[Records about charts and figures]
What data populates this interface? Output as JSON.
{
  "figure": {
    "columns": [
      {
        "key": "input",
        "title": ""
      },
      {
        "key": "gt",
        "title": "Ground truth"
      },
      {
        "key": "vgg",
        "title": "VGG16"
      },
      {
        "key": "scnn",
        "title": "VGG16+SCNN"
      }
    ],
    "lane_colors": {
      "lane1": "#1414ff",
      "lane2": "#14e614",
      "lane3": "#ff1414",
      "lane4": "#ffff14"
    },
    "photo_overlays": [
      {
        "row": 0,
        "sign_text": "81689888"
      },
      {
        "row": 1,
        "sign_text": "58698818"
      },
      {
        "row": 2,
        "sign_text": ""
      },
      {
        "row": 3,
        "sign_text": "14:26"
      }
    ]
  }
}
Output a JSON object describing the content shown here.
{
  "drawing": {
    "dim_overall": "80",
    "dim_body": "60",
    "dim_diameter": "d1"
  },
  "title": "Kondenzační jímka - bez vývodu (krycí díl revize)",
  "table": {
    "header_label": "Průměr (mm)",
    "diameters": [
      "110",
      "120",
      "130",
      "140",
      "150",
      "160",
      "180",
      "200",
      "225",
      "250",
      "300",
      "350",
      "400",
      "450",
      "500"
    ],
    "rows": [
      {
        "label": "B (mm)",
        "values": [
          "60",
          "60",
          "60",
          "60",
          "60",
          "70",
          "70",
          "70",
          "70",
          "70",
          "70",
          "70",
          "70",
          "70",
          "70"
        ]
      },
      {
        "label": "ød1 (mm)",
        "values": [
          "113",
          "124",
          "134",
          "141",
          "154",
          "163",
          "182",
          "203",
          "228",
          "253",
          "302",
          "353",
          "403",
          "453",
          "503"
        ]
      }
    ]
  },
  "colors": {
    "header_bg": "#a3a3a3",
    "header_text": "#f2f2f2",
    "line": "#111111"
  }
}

What is asked: All of the data needs to be reproduced exactly, with no line missing.

Exercise result:
What data populates this interface? Output as JSON.
{
  "figure": {
    "columns": [
      {
        "key": "input",
        "title": ""
      },
      {
        "key": "gt",
        "title": "Ground truth"
      },
      {
        "key": "vgg",
        "title": "VGG16"
      },
      {
        "key": "scnn",
        "title": "VGG16+SCNN"
      }
    ],
    "lane_colors": {
      "lane1": "#1414ff",
      "lane2": "#14e614",
      "lane3": "#ff1414",
      "lane4": "#ffff14"
    },
    "photo_overlays": [
      {
        "row": 0,
        "sign_text": "81689888"
      },
      {
        "row": 1,
        "sign_text": "58698818"
      },
      {
        "row": 2,
        "sign_text": ""
      },
      {
        "row": 3,
        "sign_text": "14:26"
      }
    ]
  }
}
Output a JSON object describing the content shown here.
{
  "drawing": {
    "dim_overall": "80",
    "dim_body": "60",
    "dim_diameter": "d1"
  },
  "title": "Kondenzační jímka - bez vývodu (krycí díl revize)",
  "table": {
    "header_label": "Průměr (mm)",
    "diameters": [
      "110",
      "120",
      "130",
      "140",
      "150",
      "160",
      "180",
      "200",
      "225",
      "250",
      "300",
      "350",
      "400",
      "450",
      "500"
    ],
    "rows": [
      {
        "label": "B (mm)",
        "values": [
          "60",
          "60",
          "60",
          "60",
          "60",
          "70",
          "70",
          "70",
          "70",
          "70",
          "70",
          "70",
          "70",
          "70",
          "70"
        ]
      },
      {
        "label": "ød1 (mm)",
        "values": [
          "113",
          "124",
          "134",
          "141",
          "154",
          "163",
          "182",
          "203",
          "228",
          "253",
          "302",
          "353",
          "403",
          "453",
          "503"
        ]
      }
    ]
  },
  "colors": {
    "header_bg": "#a3a3a3",
    "header_text": "#f2f2f2",
    "line": "#111111"
  }
}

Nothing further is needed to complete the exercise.